#### [Passage présenté]
Dans son second moyen, la société Agrovin France reprochait à l'arrêt attaqué- de l'avoir déboutée de sa demande de garantie formée à l'encontre de son assureur, AXA France IARD.

Concernant le pourvoi incident, l'UC Foncalieu reprochait à l'arrêt attaqué d'avoir dit qu'elle avait contribué à son propre préjudice à hauteur de 20 % et d'avoir en conséquence limité la condamnation in solidum de la société Brenntag et de la société Agrovin à hauteur de 20 %.

La Cour de cassation a jugé que les moyens de cassation du pourvoi principal et le moyen du pourvoi incident, n'étaient manifestement pas de nature à entraîner la cassation, et en conséquence les a tous deux rejetés par arrêt non spécialement motivé.

A la suite du pourvoi formé par la société Brenntag, la Cour de cassation a, par arrêt en date également du 23 novembre 2022 (pourvoi n° 21-10.236), partiellement cassé l'arrêt de la cour d'appel de Montpellier du 17 novembre 2020, mais seulement en ce qu'il a dit que la société Brenntag avait manqué à son obligation d'information en qualité de vendeur et dit que dans le rapport entre elles, la société Brenntag est responsable à hauteur de 70 % et la société Agrovin à hauteur de 30 %, en remettant sur ce point l'affaire et les parties dans l'état où elles se trouvaient avant cet arrêt, et en les renvoyant devant la cour d'appel de Bordeaux.

Pour statuer comme elle l'a fait, la Cour de cassation a retenu que la cour d'appel n'avait pas tiré les conséquences légales de ses constatations et avait violé l'article 1134 du code civil dans sa rédaction antérieure à celle issue de l'ordonnance du 10 février 2016 en retenant, d'une part, que la société Brenntag ne justifiait pas avoir informé la société Agrovin lors de la vente d'un acide de qualité technique, que celui-ci était susceptible de comporter telle ou telle impureté, tout en relevant d'autre part qu'aux termes des conditions générales de vente de la société Brenntag, l'acheteur devait s'assurer de la compatibilité des produits avec utilisation qu'il voulait en faire, de sorte qu'il appartenait à la société Agrovin, en sa qualité de professionnel, de solliciter de son vendeur les caractéristiques et spécifications de l'acide chlorhydrique.

Par déclaration en date du 21 février 2023, la SA Brenntag a saisi la cour d'appel de Bordeaux, en qualité de juridiction de renvoi (procédure RG n° 23-834).

Par déclaration en date du 19 avril 2023, la SAS Agrovin a déclaré saisir la cour d'appel de Bordeaux en qualité de juridiction de renvoi (procédure RG n° 23-1900).

Les deux instances ont été jointes par mention au dossier le 27 juillet 2023.

#### [À faire]
A – Pour chaque affirmation, indiquez si elle concorde avec le passage présenté. Répondez par oui ou non, puis citez les mots du passage qui tranchent.
(i) L'arrêt de cassation partielle renvoie l'affaire devant la cour d'appel de Bordeaux.
(ii) La SAS Agrovin a saisi la cour d'appel de Bordeaux le 21 février 2023.
(iii) Les deux instances ont été jointes le 27 juillet 2023.
B – D'après le passage présenté, quel article du code civil la cour d'appel a-t-elle violé selon la Cour de cassation ?
C – Résumez le passage présenté en trois phrases.

#### [Informations affichées]
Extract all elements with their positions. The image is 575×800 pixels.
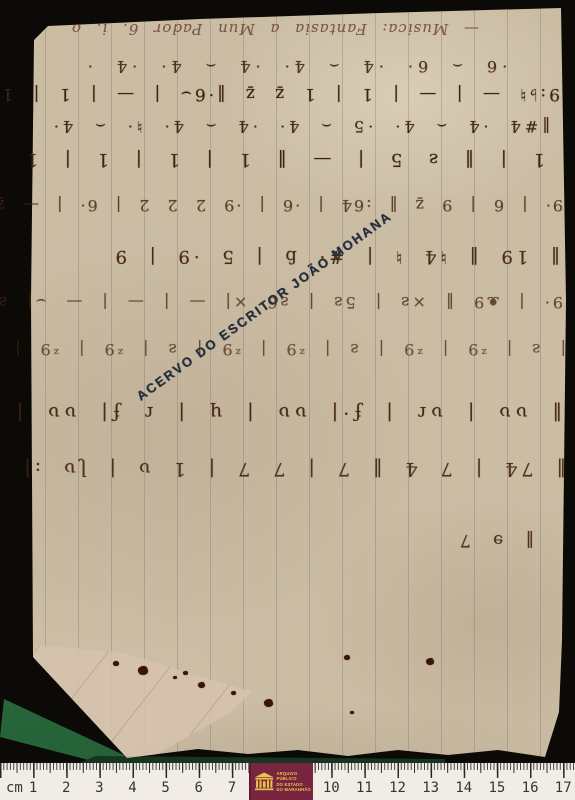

#### [Réponses aux tâches]
A –
(i) Oui : « en les renvoyant devant la cour d'appel de Bordeaux ».
(ii) Non : « Par déclaration en date du 19 avril 2023, la SAS Agrovin a déclaré saisir la cour d'appel de Bordeaux ».
(iii) Oui : « Les deux instances ont été jointes par mention au dossier le 27 juillet 2023 ».

B – La cour d'appel a violé l'article 1134 du code civil, dans sa rédaction antérieure à celle issue de l'ordonnance du 10 février 2016.

C – La Cour de cassation a rejeté les moyens du pourvoi principal et celui du pourvoi incident, qu'elle a jugés manifestement pas de nature à entraîner la cassation. Sur le pourvoi de la société Brenntag, elle a partiellement cassé l'arrêt de la cour d'appel de Montpellier du 17 novembre 2020, en ce qu'il retenait un manquement de Brenntag à son obligation d'information et fixait le partage de responsabilité entre Brenntag et Agrovin, puis elle a renvoyé l'affaire devant la cour d'appel de Bordeaux. Brenntag et Agrovin ont chacune saisi cette cour en 2023, et les deux instances ont été jointes le 27 juillet 2023.